[Dataset items]
________________________

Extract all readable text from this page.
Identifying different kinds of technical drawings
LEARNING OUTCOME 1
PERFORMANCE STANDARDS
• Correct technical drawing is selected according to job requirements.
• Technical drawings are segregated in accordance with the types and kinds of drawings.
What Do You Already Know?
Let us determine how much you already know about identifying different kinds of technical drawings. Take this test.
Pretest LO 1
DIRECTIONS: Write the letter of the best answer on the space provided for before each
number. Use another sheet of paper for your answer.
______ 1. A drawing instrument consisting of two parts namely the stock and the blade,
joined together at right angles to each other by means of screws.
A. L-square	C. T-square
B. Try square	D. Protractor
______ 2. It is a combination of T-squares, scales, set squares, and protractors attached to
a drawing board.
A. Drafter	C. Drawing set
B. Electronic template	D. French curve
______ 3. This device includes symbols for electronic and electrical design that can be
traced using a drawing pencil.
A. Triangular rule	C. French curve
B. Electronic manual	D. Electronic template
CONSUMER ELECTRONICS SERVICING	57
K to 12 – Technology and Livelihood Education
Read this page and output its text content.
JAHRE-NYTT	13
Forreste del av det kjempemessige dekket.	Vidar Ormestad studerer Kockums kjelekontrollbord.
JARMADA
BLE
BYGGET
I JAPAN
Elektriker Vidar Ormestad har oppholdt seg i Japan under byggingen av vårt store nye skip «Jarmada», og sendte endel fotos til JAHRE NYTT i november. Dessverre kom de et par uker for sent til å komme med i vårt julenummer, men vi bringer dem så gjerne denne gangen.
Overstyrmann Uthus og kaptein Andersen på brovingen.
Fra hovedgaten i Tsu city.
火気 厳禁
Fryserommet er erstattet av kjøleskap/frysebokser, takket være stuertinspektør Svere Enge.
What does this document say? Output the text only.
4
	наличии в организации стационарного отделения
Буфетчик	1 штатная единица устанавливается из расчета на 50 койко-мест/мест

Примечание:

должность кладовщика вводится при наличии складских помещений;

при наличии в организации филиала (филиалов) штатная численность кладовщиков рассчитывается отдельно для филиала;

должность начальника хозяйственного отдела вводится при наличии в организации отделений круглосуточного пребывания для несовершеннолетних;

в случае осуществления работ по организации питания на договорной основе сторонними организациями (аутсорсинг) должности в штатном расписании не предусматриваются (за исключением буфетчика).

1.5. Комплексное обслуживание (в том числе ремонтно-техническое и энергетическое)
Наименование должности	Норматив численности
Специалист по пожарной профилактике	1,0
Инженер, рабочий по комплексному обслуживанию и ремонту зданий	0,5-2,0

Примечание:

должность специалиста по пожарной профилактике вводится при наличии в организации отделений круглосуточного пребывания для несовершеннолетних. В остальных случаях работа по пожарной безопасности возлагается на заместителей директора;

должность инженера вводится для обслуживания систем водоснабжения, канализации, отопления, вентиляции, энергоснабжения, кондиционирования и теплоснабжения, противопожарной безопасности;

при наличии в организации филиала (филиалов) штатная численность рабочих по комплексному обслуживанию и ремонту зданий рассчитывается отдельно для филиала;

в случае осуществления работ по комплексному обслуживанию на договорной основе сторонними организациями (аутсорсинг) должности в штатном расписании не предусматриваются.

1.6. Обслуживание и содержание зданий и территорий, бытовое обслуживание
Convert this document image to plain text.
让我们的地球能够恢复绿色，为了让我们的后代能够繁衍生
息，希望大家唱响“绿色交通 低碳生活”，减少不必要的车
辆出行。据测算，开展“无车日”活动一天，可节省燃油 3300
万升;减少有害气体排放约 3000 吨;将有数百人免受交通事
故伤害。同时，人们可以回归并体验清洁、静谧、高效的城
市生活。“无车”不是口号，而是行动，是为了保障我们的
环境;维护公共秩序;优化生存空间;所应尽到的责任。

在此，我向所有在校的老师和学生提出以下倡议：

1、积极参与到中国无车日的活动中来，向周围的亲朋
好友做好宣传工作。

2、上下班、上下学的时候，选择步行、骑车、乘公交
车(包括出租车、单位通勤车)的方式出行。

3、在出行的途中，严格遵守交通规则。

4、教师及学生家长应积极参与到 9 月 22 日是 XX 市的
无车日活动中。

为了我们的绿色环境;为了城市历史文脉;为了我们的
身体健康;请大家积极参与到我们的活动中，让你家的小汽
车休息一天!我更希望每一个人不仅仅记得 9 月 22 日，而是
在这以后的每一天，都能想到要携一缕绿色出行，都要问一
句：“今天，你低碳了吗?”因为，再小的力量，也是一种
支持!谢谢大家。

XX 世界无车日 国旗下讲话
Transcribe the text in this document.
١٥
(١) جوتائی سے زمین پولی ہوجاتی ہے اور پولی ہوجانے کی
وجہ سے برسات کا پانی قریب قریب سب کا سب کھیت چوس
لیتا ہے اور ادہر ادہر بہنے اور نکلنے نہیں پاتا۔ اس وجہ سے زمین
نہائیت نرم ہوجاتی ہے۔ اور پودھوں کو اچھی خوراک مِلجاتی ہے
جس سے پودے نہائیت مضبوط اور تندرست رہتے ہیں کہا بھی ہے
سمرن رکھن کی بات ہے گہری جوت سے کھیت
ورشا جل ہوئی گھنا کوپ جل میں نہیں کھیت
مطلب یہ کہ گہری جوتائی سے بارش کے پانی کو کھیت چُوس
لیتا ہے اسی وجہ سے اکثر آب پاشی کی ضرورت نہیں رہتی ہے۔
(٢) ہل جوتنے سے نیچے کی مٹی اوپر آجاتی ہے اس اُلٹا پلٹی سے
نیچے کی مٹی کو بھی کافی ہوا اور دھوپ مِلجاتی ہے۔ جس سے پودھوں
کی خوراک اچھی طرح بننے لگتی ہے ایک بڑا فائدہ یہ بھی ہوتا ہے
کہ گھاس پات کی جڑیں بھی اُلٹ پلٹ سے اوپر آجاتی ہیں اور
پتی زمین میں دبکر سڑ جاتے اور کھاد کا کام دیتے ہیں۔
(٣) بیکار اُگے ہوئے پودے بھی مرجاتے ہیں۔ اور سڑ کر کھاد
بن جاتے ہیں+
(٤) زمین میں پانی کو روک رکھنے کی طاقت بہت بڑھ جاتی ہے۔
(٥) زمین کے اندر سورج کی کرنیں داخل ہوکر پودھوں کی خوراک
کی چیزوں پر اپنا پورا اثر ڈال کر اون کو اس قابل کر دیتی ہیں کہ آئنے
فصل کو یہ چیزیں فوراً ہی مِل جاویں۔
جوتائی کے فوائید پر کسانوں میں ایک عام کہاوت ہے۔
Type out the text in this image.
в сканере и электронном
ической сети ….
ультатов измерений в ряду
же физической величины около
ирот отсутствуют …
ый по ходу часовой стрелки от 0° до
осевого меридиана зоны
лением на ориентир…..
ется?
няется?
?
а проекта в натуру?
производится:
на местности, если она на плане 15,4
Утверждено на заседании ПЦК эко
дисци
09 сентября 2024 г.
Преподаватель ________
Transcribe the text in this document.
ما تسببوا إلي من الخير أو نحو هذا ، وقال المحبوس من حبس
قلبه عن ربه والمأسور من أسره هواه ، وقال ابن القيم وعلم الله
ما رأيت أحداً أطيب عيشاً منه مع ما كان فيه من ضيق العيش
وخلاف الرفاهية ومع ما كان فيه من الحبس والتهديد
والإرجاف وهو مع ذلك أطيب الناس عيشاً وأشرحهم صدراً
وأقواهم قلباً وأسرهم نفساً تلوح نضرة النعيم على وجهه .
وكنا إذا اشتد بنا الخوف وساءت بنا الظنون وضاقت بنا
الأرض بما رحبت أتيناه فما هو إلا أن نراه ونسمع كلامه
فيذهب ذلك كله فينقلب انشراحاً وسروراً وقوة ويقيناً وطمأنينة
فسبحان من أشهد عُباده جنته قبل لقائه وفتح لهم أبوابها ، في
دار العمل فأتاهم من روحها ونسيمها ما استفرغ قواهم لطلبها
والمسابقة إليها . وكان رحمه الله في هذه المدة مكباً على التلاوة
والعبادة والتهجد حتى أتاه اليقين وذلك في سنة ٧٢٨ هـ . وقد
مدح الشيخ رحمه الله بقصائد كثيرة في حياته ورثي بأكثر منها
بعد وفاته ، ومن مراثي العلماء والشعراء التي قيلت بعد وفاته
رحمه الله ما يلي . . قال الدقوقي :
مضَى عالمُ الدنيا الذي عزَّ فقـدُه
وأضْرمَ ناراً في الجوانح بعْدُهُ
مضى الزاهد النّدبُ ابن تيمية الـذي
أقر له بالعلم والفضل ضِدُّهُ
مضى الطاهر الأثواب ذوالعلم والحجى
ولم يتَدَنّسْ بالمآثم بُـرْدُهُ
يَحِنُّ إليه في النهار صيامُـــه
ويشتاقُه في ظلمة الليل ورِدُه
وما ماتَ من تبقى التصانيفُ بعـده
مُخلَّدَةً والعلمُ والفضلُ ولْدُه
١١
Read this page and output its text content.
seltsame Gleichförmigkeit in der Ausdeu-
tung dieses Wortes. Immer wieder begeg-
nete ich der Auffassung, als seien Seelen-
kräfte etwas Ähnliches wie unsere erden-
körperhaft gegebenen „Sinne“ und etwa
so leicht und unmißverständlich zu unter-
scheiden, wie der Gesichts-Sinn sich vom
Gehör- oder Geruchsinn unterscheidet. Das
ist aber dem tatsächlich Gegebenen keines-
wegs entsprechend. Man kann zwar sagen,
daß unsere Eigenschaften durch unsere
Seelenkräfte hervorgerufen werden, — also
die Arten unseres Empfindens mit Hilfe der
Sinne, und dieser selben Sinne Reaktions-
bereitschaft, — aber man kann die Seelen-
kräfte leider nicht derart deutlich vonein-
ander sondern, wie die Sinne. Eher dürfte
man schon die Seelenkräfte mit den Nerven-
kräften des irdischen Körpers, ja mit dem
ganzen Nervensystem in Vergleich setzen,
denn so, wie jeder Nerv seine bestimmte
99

________________________

▶ What the task requires
Every line of the listing that holds "document" is to be counted; give only the resulting number.

▶ Finished answer
4